* **WRITTEN TASK**
Each line that follows should be printed again exactly as it stands.

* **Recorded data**
- - -
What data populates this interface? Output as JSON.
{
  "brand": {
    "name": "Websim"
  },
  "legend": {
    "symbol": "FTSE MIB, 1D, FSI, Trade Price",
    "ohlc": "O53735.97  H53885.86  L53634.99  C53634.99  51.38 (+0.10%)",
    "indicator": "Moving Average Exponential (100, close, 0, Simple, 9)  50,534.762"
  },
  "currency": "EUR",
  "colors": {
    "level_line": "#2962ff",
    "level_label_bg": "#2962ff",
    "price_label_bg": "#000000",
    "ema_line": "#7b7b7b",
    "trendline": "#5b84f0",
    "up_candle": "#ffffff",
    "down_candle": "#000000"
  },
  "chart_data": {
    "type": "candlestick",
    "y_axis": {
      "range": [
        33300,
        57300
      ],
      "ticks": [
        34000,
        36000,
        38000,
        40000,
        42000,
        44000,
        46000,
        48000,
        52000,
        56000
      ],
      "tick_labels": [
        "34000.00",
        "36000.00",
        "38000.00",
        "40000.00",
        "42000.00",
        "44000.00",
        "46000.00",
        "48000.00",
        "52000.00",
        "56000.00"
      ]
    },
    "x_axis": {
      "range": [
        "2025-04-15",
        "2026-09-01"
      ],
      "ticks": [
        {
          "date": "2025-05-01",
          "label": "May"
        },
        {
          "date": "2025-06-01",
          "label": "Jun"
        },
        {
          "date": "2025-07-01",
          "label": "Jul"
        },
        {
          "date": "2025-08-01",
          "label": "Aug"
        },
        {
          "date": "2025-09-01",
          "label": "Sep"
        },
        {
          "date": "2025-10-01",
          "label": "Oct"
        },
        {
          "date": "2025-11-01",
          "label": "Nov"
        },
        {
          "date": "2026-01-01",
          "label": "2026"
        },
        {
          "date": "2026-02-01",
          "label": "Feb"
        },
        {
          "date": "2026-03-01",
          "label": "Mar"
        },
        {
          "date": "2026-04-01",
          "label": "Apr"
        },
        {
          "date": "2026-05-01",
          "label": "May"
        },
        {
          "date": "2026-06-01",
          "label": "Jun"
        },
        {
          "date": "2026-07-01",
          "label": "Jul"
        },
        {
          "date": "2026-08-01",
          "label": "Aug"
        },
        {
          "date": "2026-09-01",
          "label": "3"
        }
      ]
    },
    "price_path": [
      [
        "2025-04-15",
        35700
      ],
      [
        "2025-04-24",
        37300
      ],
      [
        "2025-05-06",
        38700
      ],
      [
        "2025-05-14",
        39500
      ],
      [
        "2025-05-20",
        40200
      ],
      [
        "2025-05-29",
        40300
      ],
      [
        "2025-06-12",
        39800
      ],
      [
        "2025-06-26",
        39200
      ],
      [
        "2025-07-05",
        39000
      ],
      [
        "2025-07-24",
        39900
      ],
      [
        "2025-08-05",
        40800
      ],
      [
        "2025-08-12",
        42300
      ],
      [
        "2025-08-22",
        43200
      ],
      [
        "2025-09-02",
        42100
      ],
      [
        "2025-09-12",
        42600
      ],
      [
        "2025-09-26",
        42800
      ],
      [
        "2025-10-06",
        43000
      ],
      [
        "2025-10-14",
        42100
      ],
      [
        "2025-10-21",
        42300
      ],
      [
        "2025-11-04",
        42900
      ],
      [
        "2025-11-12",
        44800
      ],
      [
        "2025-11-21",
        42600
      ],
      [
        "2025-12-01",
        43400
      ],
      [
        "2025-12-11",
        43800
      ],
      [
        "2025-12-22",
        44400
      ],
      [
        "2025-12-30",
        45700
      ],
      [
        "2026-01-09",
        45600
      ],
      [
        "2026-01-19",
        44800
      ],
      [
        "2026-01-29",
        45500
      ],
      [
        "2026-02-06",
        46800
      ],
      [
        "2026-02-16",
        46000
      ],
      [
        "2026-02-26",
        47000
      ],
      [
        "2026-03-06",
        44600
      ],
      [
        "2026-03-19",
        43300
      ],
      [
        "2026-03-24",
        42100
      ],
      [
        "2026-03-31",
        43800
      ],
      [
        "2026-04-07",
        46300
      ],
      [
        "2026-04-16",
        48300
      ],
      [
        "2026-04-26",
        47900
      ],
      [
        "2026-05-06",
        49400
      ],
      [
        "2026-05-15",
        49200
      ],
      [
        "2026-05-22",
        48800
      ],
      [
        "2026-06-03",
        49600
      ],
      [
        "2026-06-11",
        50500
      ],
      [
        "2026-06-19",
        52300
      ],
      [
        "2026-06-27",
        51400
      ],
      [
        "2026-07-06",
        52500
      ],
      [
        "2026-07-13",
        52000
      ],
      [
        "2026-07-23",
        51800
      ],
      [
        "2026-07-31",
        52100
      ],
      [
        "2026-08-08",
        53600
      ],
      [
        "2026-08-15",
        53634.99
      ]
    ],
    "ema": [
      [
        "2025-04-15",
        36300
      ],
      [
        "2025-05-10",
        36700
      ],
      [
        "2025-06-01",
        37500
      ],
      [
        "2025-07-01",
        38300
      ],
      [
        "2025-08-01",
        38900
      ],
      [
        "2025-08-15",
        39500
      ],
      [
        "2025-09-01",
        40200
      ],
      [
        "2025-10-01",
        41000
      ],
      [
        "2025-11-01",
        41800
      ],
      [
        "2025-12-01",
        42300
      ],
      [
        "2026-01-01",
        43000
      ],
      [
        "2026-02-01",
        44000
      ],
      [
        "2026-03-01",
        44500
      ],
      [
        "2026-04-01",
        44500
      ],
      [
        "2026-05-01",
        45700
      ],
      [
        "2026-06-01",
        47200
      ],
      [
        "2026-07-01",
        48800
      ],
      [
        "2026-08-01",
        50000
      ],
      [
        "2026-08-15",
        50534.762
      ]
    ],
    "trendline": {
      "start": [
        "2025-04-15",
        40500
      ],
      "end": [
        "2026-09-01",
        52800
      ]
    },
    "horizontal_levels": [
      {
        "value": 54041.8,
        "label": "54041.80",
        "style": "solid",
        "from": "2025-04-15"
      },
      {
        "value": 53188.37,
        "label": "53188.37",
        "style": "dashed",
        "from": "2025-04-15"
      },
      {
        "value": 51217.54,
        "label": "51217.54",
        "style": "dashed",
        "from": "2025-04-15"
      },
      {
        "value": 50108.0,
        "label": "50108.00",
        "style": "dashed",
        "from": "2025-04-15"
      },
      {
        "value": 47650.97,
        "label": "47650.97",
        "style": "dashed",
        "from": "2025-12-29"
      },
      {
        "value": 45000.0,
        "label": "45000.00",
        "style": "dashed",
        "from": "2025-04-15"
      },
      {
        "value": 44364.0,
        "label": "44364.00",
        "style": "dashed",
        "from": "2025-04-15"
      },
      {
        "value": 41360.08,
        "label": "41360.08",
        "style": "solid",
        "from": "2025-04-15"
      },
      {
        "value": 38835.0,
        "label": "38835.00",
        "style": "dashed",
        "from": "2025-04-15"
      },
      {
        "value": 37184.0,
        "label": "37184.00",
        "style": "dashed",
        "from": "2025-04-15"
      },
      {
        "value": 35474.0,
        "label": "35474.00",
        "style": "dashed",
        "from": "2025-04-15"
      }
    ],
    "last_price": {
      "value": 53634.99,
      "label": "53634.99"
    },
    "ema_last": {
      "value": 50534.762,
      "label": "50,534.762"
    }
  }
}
- - -
* **TASK SOLUTION**
What data populates this interface? Output as JSON.
{
  "brand": {
    "name": "Websim"
  },
  "legend": {
    "symbol": "FTSE MIB, 1D, FSI, Trade Price",
    "ohlc": "O53735.97  H53885.86  L53634.99  C53634.99  51.38 (+0.10%)",
    "indicator": "Moving Average Exponential (100, close, 0, Simple, 9)  50,534.762"
  },
  "currency": "EUR",
  "colors": {
    "level_line": "#2962ff",
    "level_label_bg": "#2962ff",
    "price_label_bg": "#000000",
    "ema_line": "#7b7b7b",
    "trendline": "#5b84f0",
    "up_candle": "#ffffff",
    "down_candle": "#000000"
  },
  "chart_data": {
    "type": "candlestick",
    "y_axis": {
      "range": [
        33300,
        57300
      ],
      "ticks": [
        34000,
        36000,
        38000,
        40000,
        42000,
        44000,
        46000,
        48000,
        52000,
        56000
      ],
      "tick_labels": [
        "34000.00",
        "36000.00",
        "38000.00",
        "40000.00",
        "42000.00",
        "44000.00",
        "46000.00",
        "48000.00",
        "52000.00",
        "56000.00"
      ]
    },
    "x_axis": {
      "range": [
        "2025-04-15",
        "2026-09-01"
      ],
      "ticks": [
        {
          "date": "2025-05-01",
          "label": "May"
        },
        {
          "date": "2025-06-01",
          "label": "Jun"
        },
        {
          "date": "2025-07-01",
          "label": "Jul"
        },
        {
          "date": "2025-08-01",
          "label": "Aug"
        },
        {
          "date": "2025-09-01",
          "label": "Sep"
        },
        {
          "date": "2025-10-01",
          "label": "Oct"
        },
        {
          "date": "2025-11-01",
          "label": "Nov"
        },
        {
          "date": "2026-01-01",
          "label": "2026"
        },
        {
          "date": "2026-02-01",
          "label": "Feb"
        },
        {
          "date": "2026-03-01",
          "label": "Mar"
        },
        {
          "date": "2026-04-01",
          "label": "Apr"
        },
        {
          "date": "2026-05-01",
          "label": "May"
        },
        {
          "date": "2026-06-01",
          "label": "Jun"
        },
        {
          "date": "2026-07-01",
          "label": "Jul"
        },
        {
          "date": "2026-08-01",
          "label": "Aug"
        },
        {
          "date": "2026-09-01",
          "label": "3"
        }
      ]
    },
    "price_path": [
      [
        "2025-04-15",
        35700
      ],
      [
        "2025-04-24",
        37300
      ],
      [
        "2025-05-06",
        38700
      ],
      [
        "2025-05-14",
        39500
      ],
      [
        "2025-05-20",
        40200
      ],
      [
        "2025-05-29",
        40300
      ],
      [
        "2025-06-12",
        39800
      ],
      [
        "2025-06-26",
        39200
      ],
      [
        "2025-07-05",
        39000
      ],
      [
        "2025-07-24",
        39900
      ],
      [
        "2025-08-05",
        40800
      ],
      [
        "2025-08-12",
        42300
      ],
      [
        "2025-08-22",
        43200
      ],
      [
        "2025-09-02",
        42100
      ],
      [
        "2025-09-12",
        42600
      ],
      [
        "2025-09-26",
        42800
      ],
      [
        "2025-10-06",
        43000
      ],
      [
        "2025-10-14",
        42100
      ],
      [
        "2025-10-21",
        42300
      ],
      [
        "2025-11-04",
        42900
      ],
      [
        "2025-11-12",
        44800
      ],
      [
        "2025-11-21",
        42600
      ],
      [
        "2025-12-01",
        43400
      ],
      [
        "2025-12-11",
        43800
      ],
      [
        "2025-12-22",
        44400
      ],
      [
        "2025-12-30",
        45700
      ],
      [
        "2026-01-09",
        45600
      ],
      [
        "2026-01-19",
        44800
      ],
      [
        "2026-01-29",
        45500
      ],
      [
        "2026-02-06",
        46800
      ],
      [
        "2026-02-16",
        46000
      ],
      [
        "2026-02-26",
        47000
      ],
      [
        "2026-03-06",
        44600
      ],
      [
        "2026-03-19",
        43300
      ],
      [
        "2026-03-24",
        42100
      ],
      [
        "2026-03-31",
        43800
      ],
      [
        "2026-04-07",
        46300
      ],
      [
        "2026-04-16",
        48300
      ],
      [
        "2026-04-26",
        47900
      ],
      [
        "2026-05-06",
        49400
      ],
      [
        "2026-05-15",
        49200
      ],
      [
        "2026-05-22",
        48800
      ],
      [
        "2026-06-03",
        49600
      ],
      [
        "2026-06-11",
        50500
      ],
      [
        "2026-06-19",
        52300
      ],
      [
        "2026-06-27",
        51400
      ],
      [
        "2026-07-06",
        52500
      ],
      [
        "2026-07-13",
        52000
      ],
      [
        "2026-07-23",
        51800
      ],
      [
        "2026-07-31",
        52100
      ],
      [
        "2026-08-08",
        53600
      ],
      [
        "2026-08-15",
        53634.99
      ]
    ],
    "ema": [
      [
        "2025-04-15",
        36300
      ],
      [
        "2025-05-10",
        36700
      ],
      [
        "2025-06-01",
        37500
      ],
      [
        "2025-07-01",
        38300
      ],
      [
        "2025-08-01",
        38900
      ],
      [
        "2025-08-15",
        39500
      ],
      [
        "2025-09-01",
        40200
      ],
      [
        "2025-10-01",
        41000
      ],
      [
        "2025-11-01",
        41800
      ],
      [
        "2025-12-01",
        42300
      ],
      [
        "2026-01-01",
        43000
      ],
      [
        "2026-02-01",
        44000
      ],
      [
        "2026-03-01",
        44500
      ],
      [
        "2026-04-01",
        44500
      ],
      [
        "2026-05-01",
        45700
      ],
      [
        "2026-06-01",
        47200
      ],
      [
        "2026-07-01",
        48800
      ],
      [
        "2026-08-01",
        50000
      ],
      [
        "2026-08-15",
        50534.762
      ]
    ],
    "trendline": {
      "start": [
        "2025-04-15",
        40500
      ],
      "end": [
        "2026-09-01",
        52800
      ]
    },
    "horizontal_levels": [
      {
        "value": 54041.8,
        "label": "54041.80",
        "style": "solid",
        "from": "2025-04-15"
      },
      {
        "value": 53188.37,
        "label": "53188.37",
        "style": "dashed",
        "from": "2025-04-15"
      },
      {
        "value": 51217.54,
        "label": "51217.54",
        "style": "dashed",
        "from": "2025-04-15"
      },
      {
        "value": 50108.0,
        "label": "50108.00",
        "style": "dashed",
        "from": "2025-04-15"
      },
      {
        "value": 47650.97,
        "label": "47650.97",
        "style": "dashed",
        "from": "2025-12-29"
      },
      {
        "value": 45000.0,
        "label": "45000.00",
        "style": "dashed",
        "from": "2025-04-15"
      },
      {
        "value": 44364.0,
        "label": "44364.00",
        "style": "dashed",
        "from": "2025-04-15"
      },
      {
        "value": 41360.08,
        "label": "41360.08",
        "style": "solid",
        "from": "2025-04-15"
      },
      {
        "value": 38835.0,
        "label": "38835.00",
        "style": "dashed",
        "from": "2025-04-15"
      },
      {
        "value": 37184.0,
        "label": "37184.00",
        "style": "dashed",
        "from": "2025-04-15"
      },
      {
        "value": 35474.0,
        "label": "35474.00",
        "style": "dashed",
        "from": "2025-04-15"
      }
    ],
    "last_price": {
      "value": 53634.99,
      "label": "53634.99"
    },
    "ema_last": {
      "value": 50534.762,
      "label": "50,534.762"
    }
  }
}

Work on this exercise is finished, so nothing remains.